Derbyshire mum on standby for life-changing multiple organ transplant

Kirk Hallam resident Michelle Oddy is waiting on a multiple organ transplant to save her life after years of health problems arising from Crohn's disease.
Kirk Hallam resident Michelle Oddy is waiting on a multiple organ transplant to save her life after years of health problems arising from Crohn's disease.

A Kirk Hallam woman is waiting on standby for a complex operation to replace most of her digestive organs, hoping it will give her a new lease of life.

Michelle Oddy, 43, could receive a call any day now to travel to the world-renowned Addenbrooke’s Hospital in Cambridge for the revolutionary surgery.

She said: “I’ve suffered from Crohn’s disease since I was 14, and had years of surgeries. I’ve had my colon and large bowel removed, only have a minimum amount of small intestine left, and now have intestinal failure and so much scar tissue that I can’t digest food properly.

“This huge transplant will give me half a new stomach, large and small intestines, a new pancreas and liver. It’s a 20-hour operation that will either kill me or save my life.”

In 2015, Michelle was left days from death after her weight dropped to just four stone, and she has been on an artificial drip feed with round-the-clock nursing visits ever since.

As her immune system has been severely compromised, leaving her susceptible to frequent infections, resulting in another near-death illness last September.

Michelle said: “I went into septic shock. I had 23 doctors, nurses and a crash team in my room with me working on me.

“My family were all called in and my wife was told I may not make it. Luckily I made a full recovery.”

There was second positive outcome too, said Michelle: “It was because of that night that me and my now wife Laura got married just six weeks later.

“We’ve been together nine years, and she’s been like my right arm when I’ve been limited in what I can do for my daughter and things like that.”

Laura and Michelle’s daughter Keira, 14, will be helping her pull through after the operation, and all are focused on the future despite the dangers involved.

Michelle said: “I have to stay positive. My life depends on this transplant and not having it will eventually kill me, so it’s a risk I must take.

“This operation will give me a new lease of life. I’m looking forward to being able to eat, get a routine back, make plans to go out on a weekend or go on holiday. I want to enjoy the things that a lot of people take for granted.”

The operation will require input from a huge team of surgeons from across the country and, of course, donor organs become available.

Michelle said: “Before I needed a transplant, I hadn’t thought about organ donation. This has opened my eyes.”

> Tasks to carry out
A. Which organs does Michelle say the transplant in the transplant article will give her?
B. Can you edit the passage of the transplant article between "As her immune" and "illness last September.", inclusive, replacing "frequent infections" with "repeated infections"?
C. According to the transplant article, how long will Michelle's operation take?
Rely only on the transplant article for your answers.

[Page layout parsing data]
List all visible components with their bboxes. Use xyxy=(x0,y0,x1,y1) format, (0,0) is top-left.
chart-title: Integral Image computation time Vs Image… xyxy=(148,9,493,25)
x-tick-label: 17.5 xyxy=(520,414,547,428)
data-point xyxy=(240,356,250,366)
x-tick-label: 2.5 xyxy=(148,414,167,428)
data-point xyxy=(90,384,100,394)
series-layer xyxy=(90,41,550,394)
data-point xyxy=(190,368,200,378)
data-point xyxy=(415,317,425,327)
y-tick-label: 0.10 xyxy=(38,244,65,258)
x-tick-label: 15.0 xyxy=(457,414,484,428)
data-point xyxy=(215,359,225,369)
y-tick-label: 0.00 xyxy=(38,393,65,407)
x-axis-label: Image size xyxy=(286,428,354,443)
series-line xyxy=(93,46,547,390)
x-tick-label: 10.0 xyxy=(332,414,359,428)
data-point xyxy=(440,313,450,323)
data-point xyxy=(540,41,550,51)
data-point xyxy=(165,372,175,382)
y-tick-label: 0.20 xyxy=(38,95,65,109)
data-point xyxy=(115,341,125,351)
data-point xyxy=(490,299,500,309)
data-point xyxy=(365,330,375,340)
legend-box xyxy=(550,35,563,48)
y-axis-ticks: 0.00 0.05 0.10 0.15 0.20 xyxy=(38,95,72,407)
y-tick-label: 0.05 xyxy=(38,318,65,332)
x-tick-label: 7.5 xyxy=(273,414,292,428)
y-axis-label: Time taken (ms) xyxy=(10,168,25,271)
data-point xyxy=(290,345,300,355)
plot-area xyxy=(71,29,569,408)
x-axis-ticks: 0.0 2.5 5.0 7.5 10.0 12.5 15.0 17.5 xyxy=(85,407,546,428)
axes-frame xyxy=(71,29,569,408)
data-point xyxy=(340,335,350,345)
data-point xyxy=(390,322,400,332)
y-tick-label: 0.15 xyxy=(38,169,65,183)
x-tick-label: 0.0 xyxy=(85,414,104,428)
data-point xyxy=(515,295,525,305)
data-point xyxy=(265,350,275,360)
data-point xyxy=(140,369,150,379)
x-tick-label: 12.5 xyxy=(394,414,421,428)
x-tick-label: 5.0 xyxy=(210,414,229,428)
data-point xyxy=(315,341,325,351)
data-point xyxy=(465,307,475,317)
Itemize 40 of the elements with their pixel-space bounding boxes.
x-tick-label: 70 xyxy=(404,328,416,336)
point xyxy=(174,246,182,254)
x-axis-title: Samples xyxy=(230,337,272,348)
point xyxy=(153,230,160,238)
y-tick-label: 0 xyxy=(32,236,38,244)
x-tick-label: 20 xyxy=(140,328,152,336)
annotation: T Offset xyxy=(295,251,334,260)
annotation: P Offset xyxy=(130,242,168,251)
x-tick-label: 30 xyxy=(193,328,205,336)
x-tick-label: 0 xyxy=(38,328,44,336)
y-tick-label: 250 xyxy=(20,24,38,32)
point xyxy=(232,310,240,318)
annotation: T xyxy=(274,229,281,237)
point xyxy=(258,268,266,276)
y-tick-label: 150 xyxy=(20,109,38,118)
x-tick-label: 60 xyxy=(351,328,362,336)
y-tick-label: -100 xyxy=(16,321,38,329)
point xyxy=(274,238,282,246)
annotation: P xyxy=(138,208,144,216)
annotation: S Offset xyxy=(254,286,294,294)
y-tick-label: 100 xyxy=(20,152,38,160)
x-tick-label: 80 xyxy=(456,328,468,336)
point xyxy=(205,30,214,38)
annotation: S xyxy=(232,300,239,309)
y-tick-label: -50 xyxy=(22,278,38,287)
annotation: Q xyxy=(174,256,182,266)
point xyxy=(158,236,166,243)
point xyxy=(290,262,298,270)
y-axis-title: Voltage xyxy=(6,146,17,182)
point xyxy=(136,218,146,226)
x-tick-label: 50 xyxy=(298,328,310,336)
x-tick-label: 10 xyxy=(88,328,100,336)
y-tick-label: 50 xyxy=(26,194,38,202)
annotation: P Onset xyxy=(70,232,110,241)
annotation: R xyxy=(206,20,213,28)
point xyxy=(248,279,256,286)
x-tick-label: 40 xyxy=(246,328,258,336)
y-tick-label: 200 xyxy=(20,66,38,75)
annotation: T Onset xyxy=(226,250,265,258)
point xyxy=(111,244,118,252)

> Solutions below
A.
- Half a new stomach
- Large intestine
- Small intestine
- A new pancreas
- A new liver

B.
As her immune system has been severely compromised, leaving her susceptible to repeated infections, resulting in another near-death illness last September.

C. It is a 20-hour operation.